** DIRECTIONS FOR THIS TASK **
Locate and copy each line in the data that contains the word "Parameter".

Part of a data file
══════════

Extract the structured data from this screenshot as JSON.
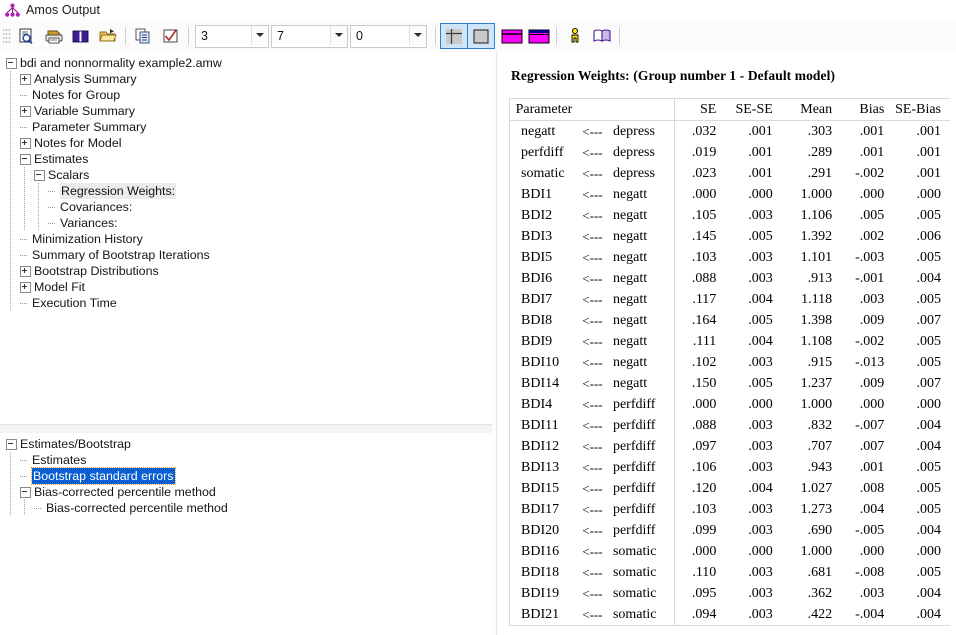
{
  "window": {
    "title": "Amos Output",
    "icon": "amos-path-diagram-icon"
  },
  "toolbar": {
    "buttons": [
      {
        "name": "print-preview-icon",
        "label": "Print Preview"
      },
      {
        "name": "print-icon",
        "label": "Print"
      },
      {
        "name": "book-icon",
        "label": "Help Contents"
      },
      {
        "name": "open-folder-icon",
        "label": "Open File"
      },
      {
        "name": "copy-icon",
        "label": "Copy to Clipboard"
      },
      {
        "name": "checkbox-icon",
        "label": "Options"
      }
    ],
    "combos": [
      {
        "name": "decimal-places-combo",
        "value": "3"
      },
      {
        "name": "significant-digits-combo",
        "value": "7"
      },
      {
        "name": "zero-format-combo",
        "value": "0"
      }
    ],
    "toggles": [
      {
        "name": "tree-view-toggle",
        "icon": "crosshair-icon",
        "selected": true
      },
      {
        "name": "text-view-toggle",
        "icon": "page-icon",
        "selected": true
      },
      {
        "name": "table-format-1-icon",
        "label": "Table Format 1"
      },
      {
        "name": "table-format-2-icon",
        "label": "Table Format 2"
      }
    ],
    "right_buttons": [
      {
        "name": "person-icon",
        "label": "Group"
      },
      {
        "name": "open-book-icon",
        "label": "Model"
      }
    ]
  },
  "tree_top": {
    "items": [
      {
        "label": "bdi and nonnormality example2.amw",
        "depth": 0,
        "marker": "minus"
      },
      {
        "label": "Analysis Summary",
        "depth": 1,
        "marker": "plus"
      },
      {
        "label": "Notes for Group",
        "depth": 1,
        "marker": "leaf"
      },
      {
        "label": "Variable Summary",
        "depth": 1,
        "marker": "plus"
      },
      {
        "label": "Parameter Summary",
        "depth": 1,
        "marker": "leaf"
      },
      {
        "label": "Notes for Model",
        "depth": 1,
        "marker": "plus"
      },
      {
        "label": "Estimates",
        "depth": 1,
        "marker": "minus"
      },
      {
        "label": "Scalars",
        "depth": 2,
        "marker": "minus"
      },
      {
        "label": "Regression Weights:",
        "depth": 3,
        "marker": "leaf",
        "state": "shaded"
      },
      {
        "label": "Covariances:",
        "depth": 3,
        "marker": "leaf"
      },
      {
        "label": "Variances:",
        "depth": 3,
        "marker": "leaf"
      },
      {
        "label": "Minimization History",
        "depth": 1,
        "marker": "leaf"
      },
      {
        "label": "Summary of Bootstrap Iterations",
        "depth": 1,
        "marker": "leaf"
      },
      {
        "label": "Bootstrap Distributions",
        "depth": 1,
        "marker": "plus"
      },
      {
        "label": "Model Fit",
        "depth": 1,
        "marker": "plus"
      },
      {
        "label": "Execution Time",
        "depth": 1,
        "marker": "leaf"
      }
    ]
  },
  "tree_bottom": {
    "items": [
      {
        "label": "Estimates/Bootstrap",
        "depth": 0,
        "marker": "minus"
      },
      {
        "label": "Estimates",
        "depth": 1,
        "marker": "leaf"
      },
      {
        "label": "Bootstrap standard errors",
        "depth": 1,
        "marker": "leaf",
        "state": "selected"
      },
      {
        "label": "Bias-corrected percentile method",
        "depth": 1,
        "marker": "minus"
      },
      {
        "label": "Bias-corrected percentile method",
        "depth": 2,
        "marker": "leaf"
      }
    ]
  },
  "output": {
    "heading": "Regression Weights: (Group number 1 - Default model)",
    "table": {
      "headers": [
        "Parameter",
        "",
        "",
        "SE",
        "SE-SE",
        "Mean",
        "Bias",
        "SE-Bias"
      ],
      "arrow": "<---",
      "rows": [
        {
          "from": "negatt",
          "to": "depress",
          "se": ".032",
          "sese": ".001",
          "mean": ".303",
          "bias": ".001",
          "sebias": ".001"
        },
        {
          "from": "perfdiff",
          "to": "depress",
          "se": ".019",
          "sese": ".001",
          "mean": ".289",
          "bias": ".001",
          "sebias": ".001"
        },
        {
          "from": "somatic",
          "to": "depress",
          "se": ".023",
          "sese": ".001",
          "mean": ".291",
          "bias": "-.002",
          "sebias": ".001"
        },
        {
          "from": "BDI1",
          "to": "negatt",
          "se": ".000",
          "sese": ".000",
          "mean": "1.000",
          "bias": ".000",
          "sebias": ".000"
        },
        {
          "from": "BDI2",
          "to": "negatt",
          "se": ".105",
          "sese": ".003",
          "mean": "1.106",
          "bias": ".005",
          "sebias": ".005"
        },
        {
          "from": "BDI3",
          "to": "negatt",
          "se": ".145",
          "sese": ".005",
          "mean": "1.392",
          "bias": ".002",
          "sebias": ".006"
        },
        {
          "from": "BDI5",
          "to": "negatt",
          "se": ".103",
          "sese": ".003",
          "mean": "1.101",
          "bias": "-.003",
          "sebias": ".005"
        },
        {
          "from": "BDI6",
          "to": "negatt",
          "se": ".088",
          "sese": ".003",
          "mean": ".913",
          "bias": "-.001",
          "sebias": ".004"
        },
        {
          "from": "BDI7",
          "to": "negatt",
          "se": ".117",
          "sese": ".004",
          "mean": "1.118",
          "bias": ".003",
          "sebias": ".005"
        },
        {
          "from": "BDI8",
          "to": "negatt",
          "se": ".164",
          "sese": ".005",
          "mean": "1.398",
          "bias": ".009",
          "sebias": ".007"
        },
        {
          "from": "BDI9",
          "to": "negatt",
          "se": ".111",
          "sese": ".004",
          "mean": "1.108",
          "bias": "-.002",
          "sebias": ".005"
        },
        {
          "from": "BDI10",
          "to": "negatt",
          "se": ".102",
          "sese": ".003",
          "mean": ".915",
          "bias": "-.013",
          "sebias": ".005"
        },
        {
          "from": "BDI14",
          "to": "negatt",
          "se": ".150",
          "sese": ".005",
          "mean": "1.237",
          "bias": ".009",
          "sebias": ".007"
        },
        {
          "from": "BDI4",
          "to": "perfdiff",
          "se": ".000",
          "sese": ".000",
          "mean": "1.000",
          "bias": ".000",
          "sebias": ".000"
        },
        {
          "from": "BDI11",
          "to": "perfdiff",
          "se": ".088",
          "sese": ".003",
          "mean": ".832",
          "bias": "-.007",
          "sebias": ".004"
        },
        {
          "from": "BDI12",
          "to": "perfdiff",
          "se": ".097",
          "sese": ".003",
          "mean": ".707",
          "bias": ".007",
          "sebias": ".004"
        },
        {
          "from": "BDI13",
          "to": "perfdiff",
          "se": ".106",
          "sese": ".003",
          "mean": ".943",
          "bias": ".001",
          "sebias": ".005"
        },
        {
          "from": "BDI15",
          "to": "perfdiff",
          "se": ".120",
          "sese": ".004",
          "mean": "1.027",
          "bias": ".008",
          "sebias": ".005"
        },
        {
          "from": "BDI17",
          "to": "perfdiff",
          "se": ".103",
          "sese": ".003",
          "mean": "1.273",
          "bias": ".004",
          "sebias": ".005"
        },
        {
          "from": "BDI20",
          "to": "perfdiff",
          "se": ".099",
          "sese": ".003",
          "mean": ".690",
          "bias": "-.005",
          "sebias": ".004"
        },
        {
          "from": "BDI16",
          "to": "somatic",
          "se": ".000",
          "sese": ".000",
          "mean": "1.000",
          "bias": ".000",
          "sebias": ".000"
        },
        {
          "from": "BDI18",
          "to": "somatic",
          "se": ".110",
          "sese": ".003",
          "mean": ".681",
          "bias": "-.008",
          "sebias": ".005"
        },
        {
          "from": "BDI19",
          "to": "somatic",
          "se": ".095",
          "sese": ".003",
          "mean": ".362",
          "bias": ".003",
          "sebias": ".004"
        },
        {
          "from": "BDI21",
          "to": "somatic",
          "se": ".094",
          "sese": ".003",
          "mean": ".422",
          "bias": "-.004",
          "sebias": ".004"
        }
      ]
    }
  },
  "colors": {
    "accent_magenta": "#ff00ff",
    "selection_blue": "#0a5fd0",
    "toggle_fill": "#cfe4f7",
    "toggle_border": "#2f7fd0",
    "icon_purple": "#9b1f9b"
  }
}
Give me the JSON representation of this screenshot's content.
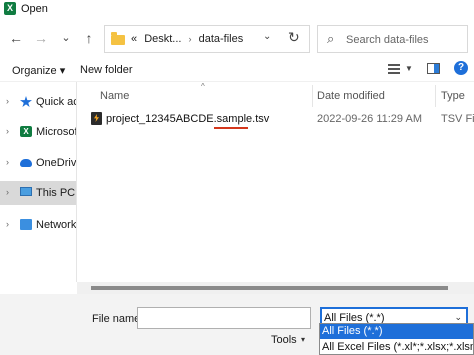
{
  "window": {
    "title": "Open",
    "app_icon": "excel-icon"
  },
  "nav": {
    "back": "←",
    "forward": "→",
    "recent": "⌄",
    "up": "↑",
    "address": {
      "root_marker": "«",
      "crumbs": [
        "Deskt...",
        "data-files"
      ],
      "separator": "›",
      "dropdown": "⌄",
      "refresh": "↻"
    },
    "search": {
      "placeholder": "Search data-files"
    }
  },
  "toolbar": {
    "organize": "Organize ▾",
    "new_folder": "New folder"
  },
  "sidebar": {
    "items": [
      {
        "label": "Quick acc",
        "icon": "star-icon"
      },
      {
        "label": "Microsoft",
        "icon": "excel-icon"
      },
      {
        "label": "OneDrive",
        "icon": "cloud-icon"
      },
      {
        "label": "This PC",
        "icon": "computer-icon",
        "selected": true
      },
      {
        "label": "Network",
        "icon": "network-icon"
      }
    ]
  },
  "file_list": {
    "columns": [
      "Name",
      "Date modified",
      "Type"
    ],
    "sort_indicator": "^",
    "rows": [
      {
        "name": "project_12345ABCDE.sample.tsv",
        "date": "2022-09-26 11:29 AM",
        "type": "TSV File"
      }
    ]
  },
  "bottom": {
    "file_name_label": "File name:",
    "file_name_value": "",
    "filter_selected": "All Files (*.*)",
    "filter_arrow": "⌄",
    "tools_label": "Tools",
    "tools_arrow": "▾",
    "filter_options": [
      "All Files (*.*)",
      "All Excel Files (*.xl*;*.xlsx;*.xlsm;*.xlsb;*"
    ]
  },
  "colors": {
    "accent": "#1e6fd9",
    "excel": "#107c41",
    "highlight": "#d4371c"
  }
}
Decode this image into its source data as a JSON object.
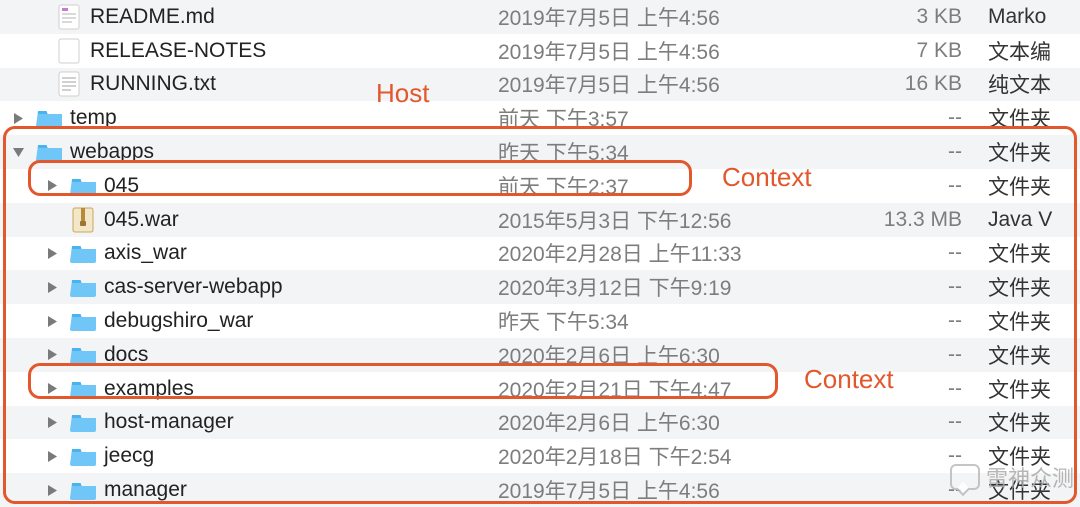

══════════

** SOLUTION **
        "label": "Parameter Summary",
        "Parameter",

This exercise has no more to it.